Change every "panorama-image" to "panorama-photo" in the lines between the line holding "368, 649, 387]" and the line holding "Give me the", inclusive, and give only those lines back with nothing else altered. Leave the pictures out of your answer.
━━━ Records supplied ━━━
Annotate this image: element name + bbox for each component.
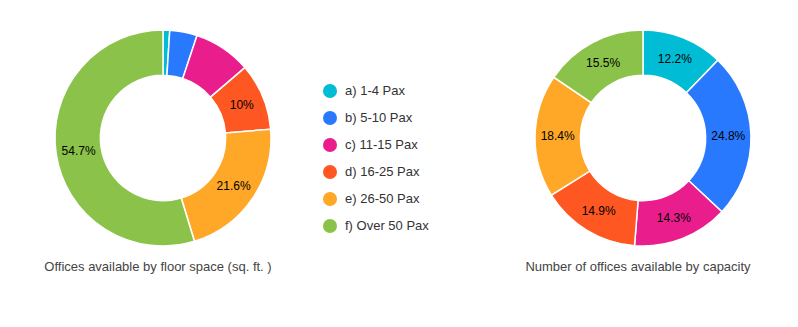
svg-text:14.3%: 14.3% [657,211,691,225]
html-text:Offices available by floor spa: Offices available by floor space (sq. ft… [44,259,272,274]
html-text:f) Over 50 Pax: f) Over 50 Pax [345,218,429,233]
svg-text:18.4%: 18.4% [541,129,575,143]
svg-text:10%: 10% [230,98,254,112]
svg-text:12.2%: 12.2% [658,52,692,66]
html-text:Number of offices available by: Number of offices available by capacity [525,259,751,274]
svg-text:14.9%: 14.9% [582,204,616,218]
svg-text:24.8%: 24.8% [711,129,745,143]
svg-text:15.5%: 15.5% [586,56,620,70]
html-text:e) 26-50 Pax: e) 26-50 Pax [345,191,420,206]
html-text:a) 1-4 Pax: a) 1-4 Pax [345,83,405,98]
html-text:b) 5-10 Pax: b) 5-10 Pax [345,110,413,125]
html-text:d) 16-25 Pax: d) 16-25 Pax [345,164,420,179]
svg-text:54.7%: 54.7% [62,144,96,158]
svg-text:21.6%: 21.6% [217,179,251,193]
html-text:c) 11-15 Pax: c) 11-15 Pax [345,137,418,152]
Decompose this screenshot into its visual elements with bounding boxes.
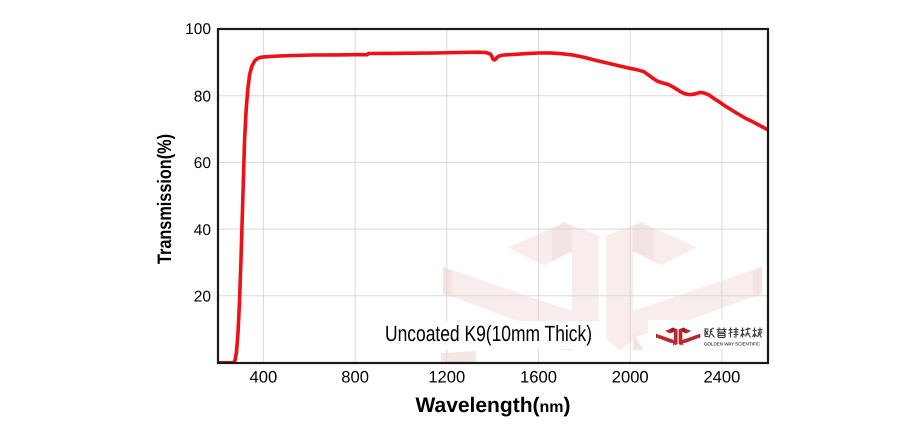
svg-text:2000: 2000	[612, 368, 649, 387]
svg-text:1600: 1600	[520, 368, 557, 387]
svg-text:400: 400	[250, 368, 278, 387]
svg-text:20: 20	[194, 289, 212, 306]
svg-text:Transmission(%): Transmission(%)	[154, 134, 176, 264]
svg-text:60: 60	[194, 155, 212, 172]
svg-text:1200: 1200	[428, 368, 465, 387]
svg-text:40: 40	[194, 222, 212, 239]
svg-text:Wavelength(nm): Wavelength(nm)	[415, 394, 570, 417]
svg-text:80: 80	[194, 88, 212, 105]
svg-text:GOLDEN WAY SCIENTIFIC: GOLDEN WAY SCIENTIFIC	[704, 342, 761, 347]
svg-text:100: 100	[185, 21, 211, 38]
svg-text:Uncoated K9(10mm Thick): Uncoated K9(10mm Thick)	[385, 321, 592, 346]
svg-text:2400: 2400	[703, 368, 740, 387]
svg-text:800: 800	[341, 368, 369, 387]
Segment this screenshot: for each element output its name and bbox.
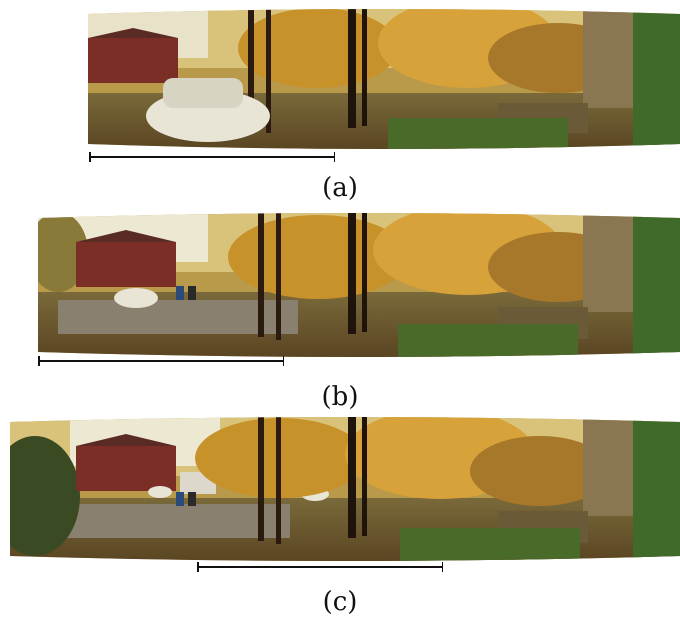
panorama-image-c bbox=[10, 416, 680, 562]
scale-bar-a bbox=[89, 152, 335, 162]
scale-bar-c bbox=[197, 562, 443, 572]
panel-b: (b) bbox=[0, 210, 680, 420]
caption-b: (b) bbox=[321, 382, 359, 412]
caption-a: (a) bbox=[322, 173, 358, 203]
panorama-image-a bbox=[88, 8, 680, 150]
panel-a: (a) bbox=[0, 0, 680, 210]
caption-c: (c) bbox=[322, 587, 358, 617]
panorama-image-b bbox=[38, 212, 680, 358]
scale-bar-b bbox=[38, 356, 284, 366]
panel-c: (c) bbox=[0, 416, 680, 621]
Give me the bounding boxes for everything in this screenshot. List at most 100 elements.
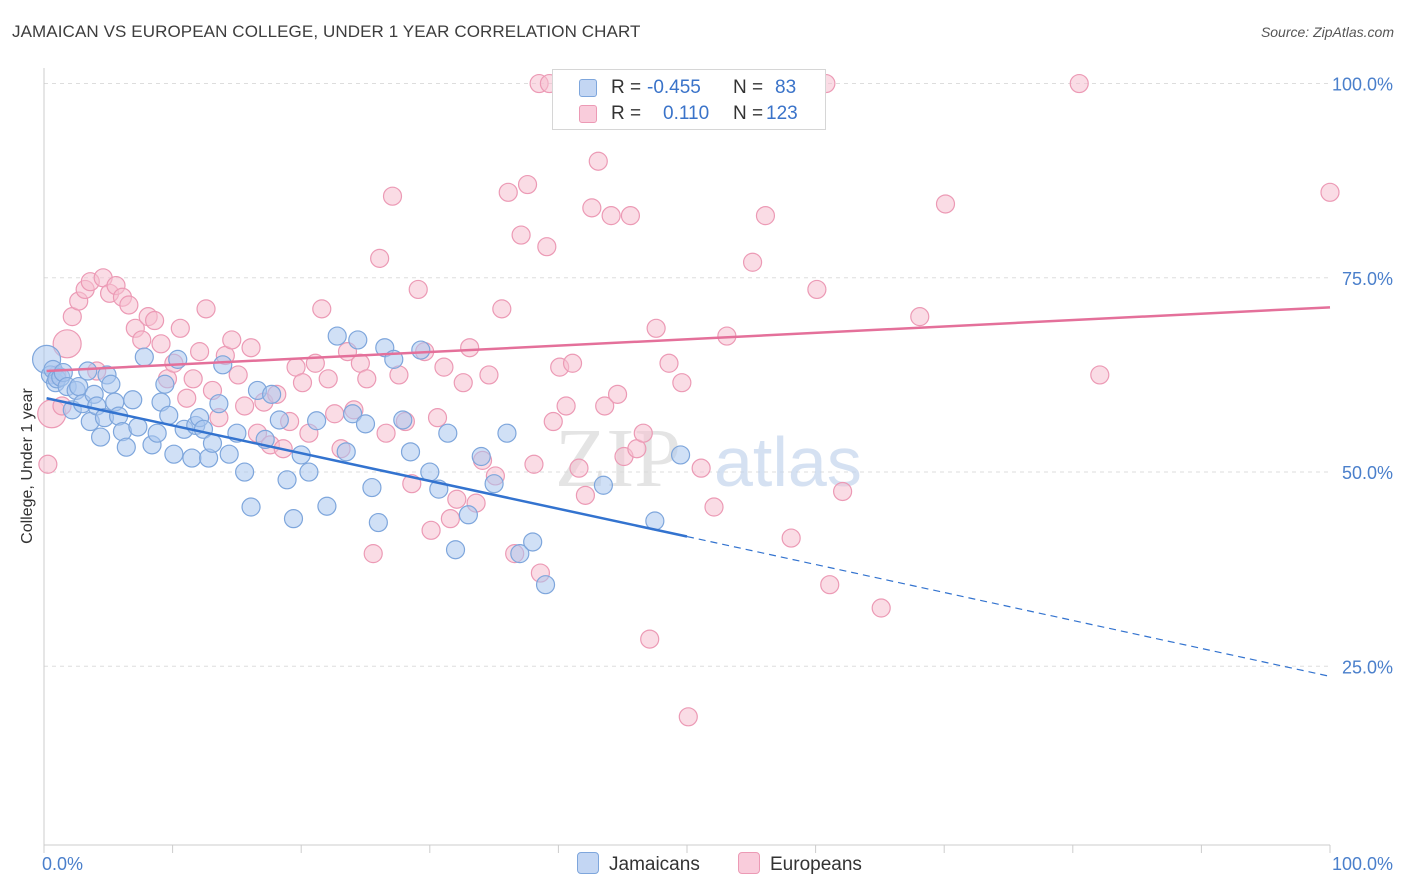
jamaicans-point-71: [438, 423, 458, 443]
europeans-point-99: [678, 707, 698, 727]
source-label: Source: ZipAtlas.com: [1260, 24, 1394, 40]
jamaicans-point-60: [348, 330, 368, 350]
y-tick-label-50: 50.0%: [1342, 463, 1393, 483]
jamaicans-point-40: [202, 433, 223, 453]
europeans-point-86: [582, 198, 602, 218]
europeans-point-51: [357, 369, 377, 389]
europeans-point-45: [318, 369, 338, 389]
europeans-point-62: [427, 408, 448, 428]
jamaicans-point-28: [147, 423, 167, 443]
europeans-point-85: [575, 485, 596, 505]
europeans-point-33: [241, 338, 261, 358]
europeans-point-55: [382, 186, 403, 206]
europeans-point-109: [871, 598, 891, 618]
r-label: R =: [611, 103, 642, 124]
jamaicans-point-46: [241, 497, 261, 517]
jamaicans-point-54: [299, 462, 319, 482]
legend-item-jamaicans[interactable]: Jamaicans: [577, 852, 700, 876]
jamaicans-point-68: [411, 340, 431, 360]
europeans-point-113: [1320, 182, 1340, 202]
jamaicans-point-73: [458, 505, 478, 525]
x-tick-label-max: 100.0%: [1332, 854, 1393, 874]
europeans-point-23: [177, 388, 197, 408]
europeans-point-94: [633, 423, 653, 443]
jamaicans-point-43: [219, 444, 239, 464]
jamaicans-point-82: [670, 445, 691, 465]
europeans-point-67: [460, 338, 480, 358]
europeans-point-107: [820, 575, 840, 595]
europeans-point-83: [562, 353, 583, 373]
europeans-point-101: [704, 497, 724, 517]
n-label: N =: [733, 103, 764, 124]
jamaicans-trend-line: [46, 397, 688, 538]
jamaicans-point-35: [182, 448, 202, 468]
y-axis-title: College, Under 1 year: [19, 388, 36, 544]
r-label: R =: [611, 77, 642, 98]
europeans-point-106: [807, 279, 827, 300]
europeans-point-111: [935, 194, 956, 214]
legend-label-jamaicans: Jamaicans: [609, 854, 700, 875]
jamaicans-point-62: [362, 477, 382, 498]
jamaicans-point-75: [484, 474, 504, 494]
europeans-point-97: [659, 353, 679, 373]
legend-swatch-europeans: [738, 852, 760, 874]
europeans-point-41: [292, 373, 313, 393]
europeans-point-24: [183, 369, 203, 389]
jamaicans-point-74: [471, 446, 491, 467]
jamaicans-point-32: [164, 444, 184, 464]
jamaicans-point-67: [400, 442, 421, 462]
europeans-point-112: [1090, 365, 1110, 385]
legend-label-europeans: Europeans: [770, 854, 862, 875]
europeans-point-31: [228, 365, 248, 385]
europeans-point-63: [434, 357, 454, 377]
r-value-jamaicans: -0.455: [647, 77, 701, 98]
jamaicans-point-25: [128, 417, 148, 437]
europeans-point-84: [569, 458, 589, 478]
trend-lines: [46, 306, 1331, 677]
europeans-point-100: [691, 458, 711, 478]
europeans-point-82: [556, 396, 576, 416]
jamaicans-swatch: [579, 79, 597, 97]
europeans-point-122: [1069, 73, 1089, 94]
jamaicans-point-24: [123, 390, 143, 410]
n-value-jamaicans: 83: [775, 77, 797, 98]
r-value-europeans: 0.110: [663, 103, 710, 124]
europeans-point-53: [370, 248, 390, 268]
jamaicans-point-77: [510, 544, 530, 564]
europeans-point-22: [170, 318, 190, 338]
europeans-point-103: [742, 252, 763, 272]
europeans-point-52: [363, 544, 383, 564]
jamaicans-point-79: [535, 575, 556, 595]
europeans-point-95: [640, 629, 660, 649]
europeans-swatch: [579, 105, 597, 123]
jamaicans-point-31: [159, 405, 179, 425]
chart-title: JAMAICAN VS EUROPEAN COLLEGE, UNDER 1 YE…: [12, 22, 641, 41]
europeans-point-90: [607, 384, 628, 404]
legend-item-europeans[interactable]: Europeans: [738, 852, 862, 876]
europeans-point-96: [646, 318, 666, 338]
europeans-point-0: [38, 454, 58, 474]
jamaicans-point-41: [209, 394, 229, 414]
europeans-point-72: [492, 299, 512, 319]
europeans-point-59: [408, 279, 428, 300]
jamaicans-points: [31, 326, 691, 595]
europeans-point-73: [498, 182, 518, 202]
europeans-point-64: [440, 509, 460, 529]
europeans-point-75: [511, 225, 531, 245]
jamaicans-point-58: [336, 442, 356, 462]
jamaicans-point-52: [283, 509, 304, 529]
europeans-point-66: [453, 373, 473, 393]
jamaicans-point-55: [307, 411, 327, 431]
europeans-point-76: [517, 174, 538, 195]
jamaicans-point-57: [327, 326, 347, 346]
europeans-point-105: [781, 528, 801, 548]
europeans-point-92: [620, 206, 641, 226]
europeans-point-25: [190, 342, 210, 362]
europeans-point-80: [543, 411, 563, 432]
jamaicans-point-23: [116, 437, 136, 457]
legend: Jamaicans Europeans: [0, 850, 1406, 878]
europeans-point-61: [421, 520, 441, 540]
jamaicans-point-50: [269, 410, 289, 430]
jamaicans-point-59: [343, 404, 363, 424]
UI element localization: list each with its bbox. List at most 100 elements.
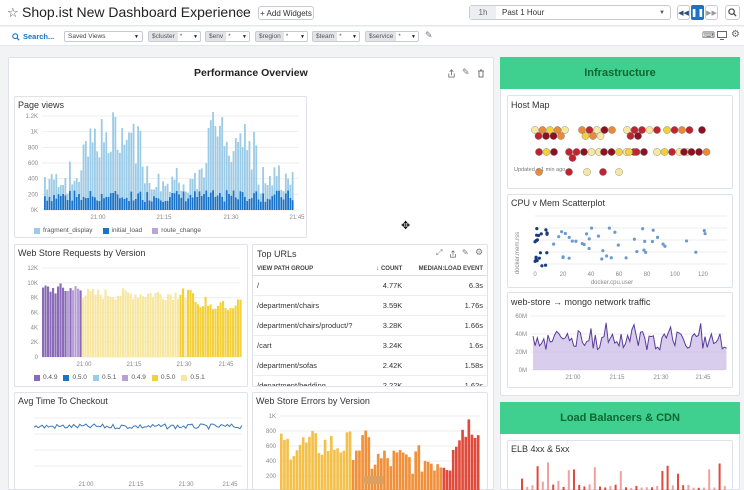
━━━
## Solution for this exercise
svg-text:2000: 2000	[612, 368, 649, 387]
svg-text:1600: 1600	[520, 368, 557, 387]
svg-text:400: 400	[250, 368, 278, 387]
svg-text:20: 20	[194, 289, 212, 306]
svg-text:Transmission(%): Transmission(%)	[154, 134, 176, 264]
svg-text:60: 60	[194, 155, 212, 172]
svg-text:1200: 1200	[428, 368, 465, 387]
svg-text:40: 40	[194, 222, 212, 239]
svg-text:Wavelength(nm): Wavelength(nm)	[415, 394, 570, 417]
svg-text:80: 80	[194, 88, 212, 105]
svg-text:GOLDEN WAY SCIENTIFIC: GOLDEN WAY SCIENTIFIC	[704, 342, 761, 347]
svg-text:100: 100	[185, 21, 211, 38]
svg-text:Uncoated K9(10mm Thick): Uncoated K9(10mm Thick)	[385, 321, 592, 346]
svg-text:2400: 2400	[703, 368, 740, 387]
svg-text:800: 800	[341, 368, 369, 387]
Segment this screenshot: for each element output its name and bbox.
panorama-photo-c bbox=[10, 416, 680, 562]
scale-bar-a bbox=[89, 152, 335, 162]
scale-bar-c bbox=[197, 562, 443, 572]
panel-b: (b) bbox=[0, 210, 680, 420]
caption-b: (b) bbox=[321, 382, 359, 412]
caption-a: (a) bbox=[322, 173, 358, 203]
panorama-photo-a bbox=[88, 8, 680, 150]
panel-a: (a) bbox=[0, 0, 680, 210]
caption-c: (c) bbox=[322, 587, 358, 617]
panorama-photo-b bbox=[38, 212, 680, 358]
scale-bar-b bbox=[38, 356, 284, 366]
panel-c: (c) bbox=[0, 416, 680, 621]
Give me the bounding boxes for everything in this screenshot. List at most 100 elements.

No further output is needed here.